◆ DATA FOR THE TASK ◆
++++++

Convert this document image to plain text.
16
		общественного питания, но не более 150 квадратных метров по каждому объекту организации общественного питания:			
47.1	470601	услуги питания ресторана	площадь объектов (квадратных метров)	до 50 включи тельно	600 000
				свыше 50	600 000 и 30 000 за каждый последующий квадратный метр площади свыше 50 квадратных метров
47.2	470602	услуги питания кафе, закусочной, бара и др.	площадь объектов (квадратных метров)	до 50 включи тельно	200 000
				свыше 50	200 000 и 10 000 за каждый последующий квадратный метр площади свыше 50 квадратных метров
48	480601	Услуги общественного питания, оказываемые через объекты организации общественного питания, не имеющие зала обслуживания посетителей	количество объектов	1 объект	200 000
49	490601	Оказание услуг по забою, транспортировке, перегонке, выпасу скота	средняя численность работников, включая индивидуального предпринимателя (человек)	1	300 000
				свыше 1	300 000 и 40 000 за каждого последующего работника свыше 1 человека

++++++

Please quote every record above exactly as it appears.

Convert this document image to plain text.
16
		общественного питания, но не более 150 квадратных метров по каждому объекту организации общественного питания:			
47.1	470601	услуги питания ресторана	площадь объектов (квадратных метров)	до 50 включи тельно	600 000
				свыше 50	600 000 и 30 000 за каждый последующий квадратный метр площади свыше 50 квадратных метров
47.2	470602	услуги питания кафе, закусочной, бара и др.	площадь объектов (квадратных метров)	до 50 включи тельно	200 000
				свыше 50	200 000 и 10 000 за каждый последующий квадратный метр площади свыше 50 квадратных метров
48	480601	Услуги общественного питания, оказываемые через объекты организации общественного питания, не имеющие зала обслуживания посетителей	количество объектов	1 объект	200 000
49	490601	Оказание услуг по забою, транспортировке, перегонке, выпасу скота	средняя численность работников, включая индивидуального предпринимателя (человек)	1	300 000
				свыше 1	300 000 и 40 000 за каждого последующего работника свыше 1 человека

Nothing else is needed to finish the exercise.